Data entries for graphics

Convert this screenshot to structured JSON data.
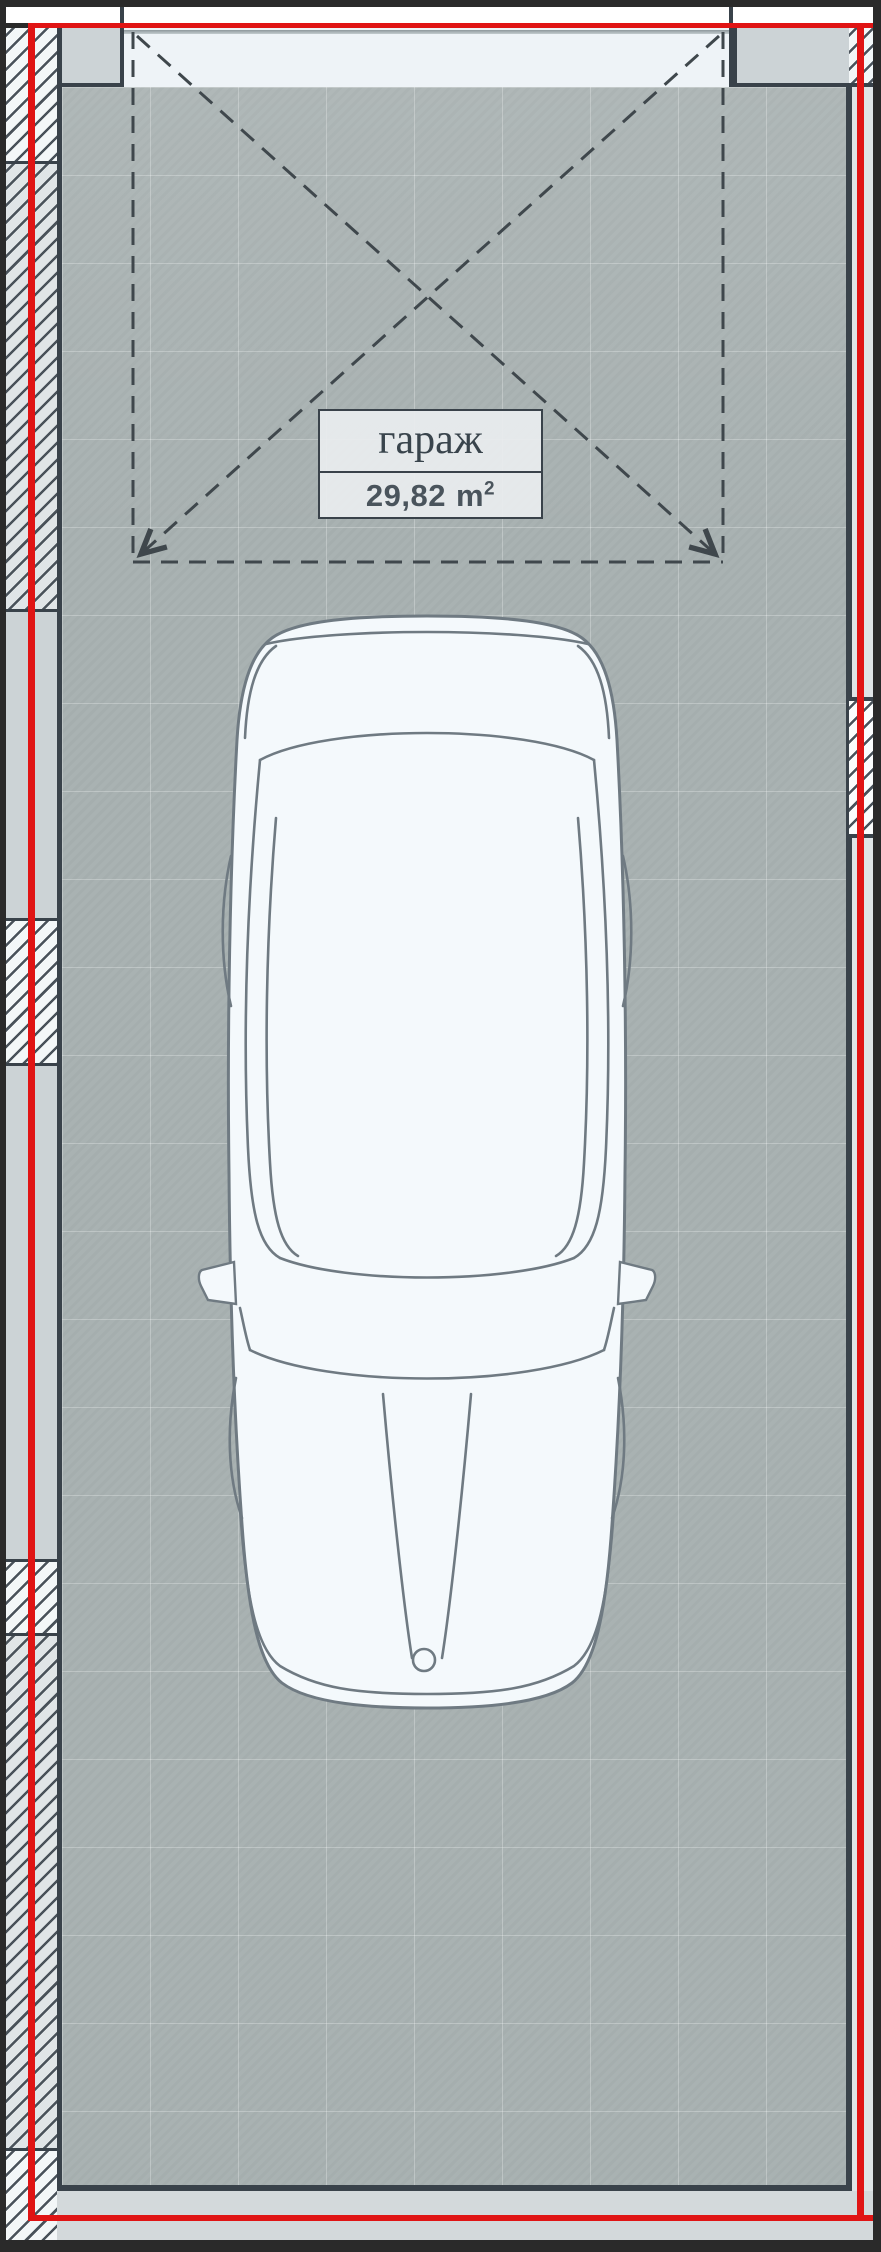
{
  "room": {
    "name": "гараж",
    "area_value": "29,82",
    "area_unit_base": "m",
    "area_unit_sup": "2"
  },
  "colors": {
    "accent_red": "#e01414",
    "floor": "#a9b2b2",
    "wall_line": "#39424a",
    "wall_fill": "#ccd3d6",
    "hatch_background_light": "#f3f7f8",
    "hatch_background_gray": "#e0e5e7",
    "threshold": "#eef3f7",
    "car_fill": "#f4f9fc",
    "car_stroke": "#6f7a82",
    "frame": "#2a2a2a"
  }
}
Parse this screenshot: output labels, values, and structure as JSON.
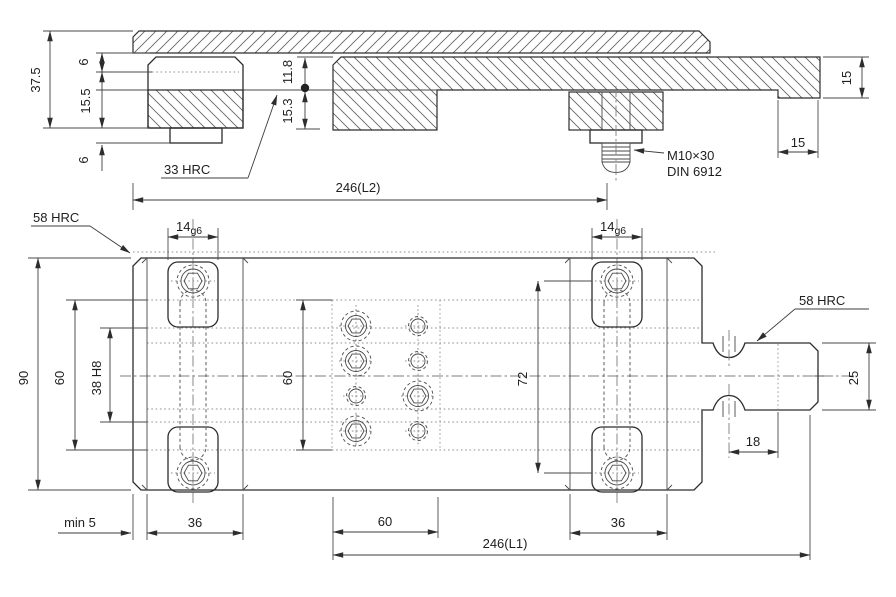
{
  "drawing": {
    "labels": {
      "hardness_jaw": "33 HRC",
      "hardness_body": "58 HRC",
      "hardness_tongue": "58 HRC",
      "screw_spec_line1": "M10×30",
      "screw_spec_line2": "DIN 6912"
    },
    "dims": {
      "total_height": "37.5",
      "jaw_top_offset": "6",
      "jaw_lower_height": "15.5",
      "base_gap": "6",
      "rail_upper": "11.8",
      "rail_lower": "15.3",
      "overall_length_top": "246(L2)",
      "end_thickness": "15",
      "end_step_width": "15",
      "tslot_width": "14",
      "tslot_fit": "g6",
      "body_width": "90",
      "groove_span": "60",
      "center_groove": "38 H8",
      "hole_field_height": "60",
      "screw_spacing": "72",
      "tongue_width": "25",
      "relief_offset": "18",
      "min_clearance": "min 5",
      "pad_width": "36",
      "hole_field_length": "60",
      "overall_length_bottom": "246(L1)"
    }
  }
}
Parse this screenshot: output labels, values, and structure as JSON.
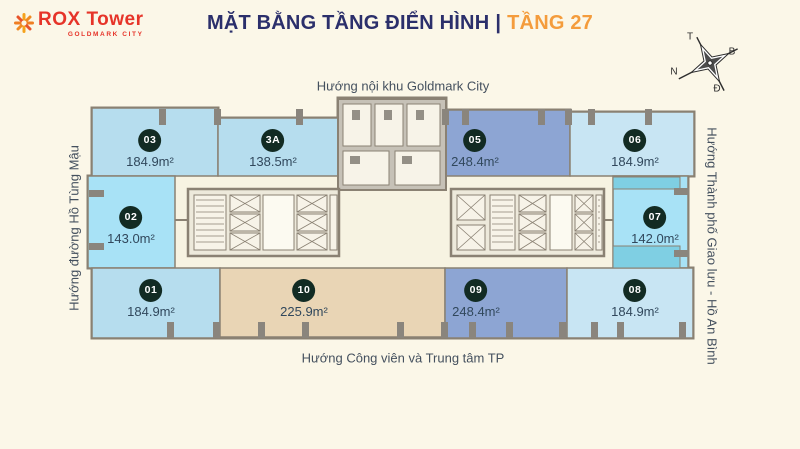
{
  "header": {
    "logo": {
      "brand": "ROX",
      "product": "Tower",
      "tagline": "GOLDMARK CITY"
    },
    "title_main": "MẶT BẰNG TẦNG ĐIỂN HÌNH",
    "title_sep": "|",
    "title_floor": "TẦNG 27"
  },
  "compass": {
    "t": "T",
    "b": "B",
    "n": "N",
    "d": "Đ"
  },
  "directions": {
    "top": "Hướng nội khu Goldmark City",
    "bottom": "Hướng Công viên và Trung tâm TP",
    "left": "Hướng đường Hồ Tùng Mậu",
    "right": "Hướng Thành phố Giao lưu - Hồ An Bình"
  },
  "colors": {
    "background": "#FBF7E8",
    "plate_fill": "#F7F3E2",
    "title_navy": "#2B2F6B",
    "accent_orange": "#F49C3C",
    "logo_red": "#E63429",
    "badge": "#122B23",
    "area_text": "#31485C",
    "direction_text": "#44505E",
    "wall": "#8A8173",
    "unit_light_blue": "#B6DDEE",
    "unit_pale_blue": "#C8E5F3",
    "unit_medium_blue": "#8DA5D3",
    "unit_cyan": "#A8E2F6",
    "unit_teal": "#7FCFE3",
    "unit_beige": "#E9D5B5",
    "core_fill": "#EDE9DB",
    "room_fill": "#F7F3E8"
  },
  "units": [
    {
      "id": "03",
      "area": "184.9m²",
      "fill": "unit_light_blue",
      "rect": [
        92,
        108,
        126,
        68
      ],
      "badge": [
        150,
        141
      ]
    },
    {
      "id": "3A",
      "area": "138.5m²",
      "fill": "unit_light_blue",
      "rect": [
        218,
        118,
        122,
        58
      ],
      "badge": [
        273,
        141
      ]
    },
    {
      "id": "05",
      "area": "248.4m²",
      "fill": "unit_medium_blue",
      "rect": [
        400,
        110,
        170,
        66
      ],
      "badge": [
        475,
        141
      ]
    },
    {
      "id": "06",
      "area": "184.9m²",
      "fill": "unit_pale_blue",
      "rect": [
        570,
        112,
        124,
        64
      ],
      "badge": [
        635,
        141
      ]
    },
    {
      "id": "02",
      "area": "143.0m²",
      "fill": "unit_cyan",
      "rect": [
        88,
        176,
        87,
        92
      ],
      "badge": [
        131,
        218
      ]
    },
    {
      "id": "07",
      "area": "142.0m²",
      "fill": "unit_cyan",
      "rect": [
        613,
        176,
        75,
        92
      ],
      "badge": [
        655,
        218
      ]
    },
    {
      "id": "01",
      "area": "184.9m²",
      "fill": "unit_light_blue",
      "rect": [
        92,
        268,
        128,
        70
      ],
      "badge": [
        151,
        291
      ]
    },
    {
      "id": "10",
      "area": "225.9m²",
      "fill": "unit_beige",
      "rect": [
        220,
        268,
        225,
        69
      ],
      "badge": [
        304,
        291
      ]
    },
    {
      "id": "09",
      "area": "248.4m²",
      "fill": "unit_medium_blue",
      "rect": [
        445,
        268,
        122,
        70
      ],
      "badge": [
        476,
        291
      ]
    },
    {
      "id": "08",
      "area": "184.9m²",
      "fill": "unit_pale_blue",
      "rect": [
        567,
        268,
        126,
        70
      ],
      "badge": [
        635,
        291
      ]
    }
  ]
}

What needs to be done
Leave out the pictures and copy the rest of the material above exactly.

Completed task
Convert this screenshot to structured JSON data.
{
  "room": {
    "name": "гараж",
    "area_value": "29,82",
    "area_unit_base": "m",
    "area_unit_sup": "2"
  },
  "colors": {
    "accent_red": "#e01414",
    "floor": "#a9b2b2",
    "wall_line": "#39424a",
    "wall_fill": "#ccd3d6",
    "hatch_background_light": "#f3f7f8",
    "hatch_background_gray": "#e0e5e7",
    "threshold": "#eef3f7",
    "car_fill": "#f4f9fc",
    "car_stroke": "#6f7a82",
    "frame": "#2a2a2a"
  }
}
Parse this screenshot: output labels, values, and structure as JSON.
{
  "drawing": {
    "labels": {
      "hardness_jaw": "33 HRC",
      "hardness_body": "58 HRC",
      "hardness_tongue": "58 HRC",
      "screw_spec_line1": "M10×30",
      "screw_spec_line2": "DIN 6912"
    },
    "dims": {
      "total_height": "37.5",
      "jaw_top_offset": "6",
      "jaw_lower_height": "15.5",
      "base_gap": "6",
      "rail_upper": "11.8",
      "rail_lower": "15.3",
      "overall_length_top": "246(L2)",
      "end_thickness": "15",
      "end_step_width": "15",
      "tslot_width": "14",
      "tslot_fit": "g6",
      "body_width": "90",
      "groove_span": "60",
      "center_groove": "38 H8",
      "hole_field_height": "60",
      "screw_spacing": "72",
      "tongue_width": "25",
      "relief_offset": "18",
      "min_clearance": "min 5",
      "pad_width": "36",
      "hole_field_length": "60",
      "overall_length_bottom": "246(L1)"
    }
  }
}
Parse this screenshot: output labels, values, and structure as JSON.
{
  "header": {
    "logo": {
      "brand": "ROX",
      "product": "Tower",
      "tagline": "GOLDMARK CITY"
    },
    "title_main": "MẶT BẰNG TẦNG ĐIỂN HÌNH",
    "title_sep": "|",
    "title_floor": "TẦNG 27"
  },
  "compass": {
    "t": "T",
    "b": "B",
    "n": "N",
    "d": "Đ"
  },
  "directions": {
    "top": "Hướng nội khu Goldmark City",
    "bottom": "Hướng Công viên và Trung tâm TP",
    "left": "Hướng đường Hồ Tùng Mậu",
    "right": "Hướng Thành phố Giao lưu - Hồ An Bình"
  },
  "colors": {
    "background": "#FBF7E8",
    "plate_fill": "#F7F3E2",
    "title_navy": "#2B2F6B",
    "accent_orange": "#F49C3C",
    "logo_red": "#E63429",
    "badge": "#122B23",
    "area_text": "#31485C",
    "direction_text": "#44505E",
    "wall": "#8A8173",
    "unit_light_blue": "#B6DDEE",
    "unit_pale_blue": "#C8E5F3",
    "unit_medium_blue": "#8DA5D3",
    "unit_cyan": "#A8E2F6",
    "unit_teal": "#7FCFE3",
    "unit_beige": "#E9D5B5",
    "core_fill": "#EDE9DB",
    "room_fill": "#F7F3E8"
  },
  "units": [
    {
      "id": "03",
      "area": "184.9m²",
      "fill": "unit_light_blue",
      "rect": [
        92,
        108,
        126,
        68
      ],
      "badge": [
        150,
        141
      ]
    },
    {
      "id": "3A",
      "area": "138.5m²",
      "fill": "unit_light_blue",
      "rect": [
        218,
        118,
        122,
        58
      ],
      "badge": [
        273,
        141
      ]
    },
    {
      "id": "05",
      "area": "248.4m²",
      "fill": "unit_medium_blue",
      "rect": [
        400,
        110,
        170,
        66
      ],
      "badge": [
        475,
        141
      ]
    },
    {
      "id": "06",
      "area": "184.9m²",
      "fill": "unit_pale_blue",
      "rect": [
        570,
        112,
        124,
        64
      ],
      "badge": [
        635,
        141
      ]
    },
    {
      "id": "02",
      "area": "143.0m²",
      "fill": "unit_cyan",
      "rect": [
        88,
        176,
        87,
        92
      ],
      "badge": [
        131,
        218
      ]
    },
    {
      "id": "07",
      "area": "142.0m²",
      "fill": "unit_cyan",
      "rect": [
        613,
        176,
        75,
        92
      ],
      "badge": [
        655,
        218
      ]
    },
    {
      "id": "01",
      "area": "184.9m²",
      "fill": "unit_light_blue",
      "rect": [
        92,
        268,
        128,
        70
      ],
      "badge": [
        151,
        291
      ]
    },
    {
      "id": "10",
      "area": "225.9m²",
      "fill": "unit_beige",
      "rect": [
        220,
        268,
        225,
        69
      ],
      "badge": [
        304,
        291
      ]
    },
    {
      "id": "09",
      "area": "248.4m²",
      "fill": "unit_medium_blue",
      "rect": [
        445,
        268,
        122,
        70
      ],
      "badge": [
        476,
        291
      ]
    },
    {
      "id": "08",
      "area": "184.9m²",
      "fill": "unit_pale_blue",
      "rect": [
        567,
        268,
        126,
        70
      ],
      "badge": [
        635,
        291
      ]
    }
  ]
}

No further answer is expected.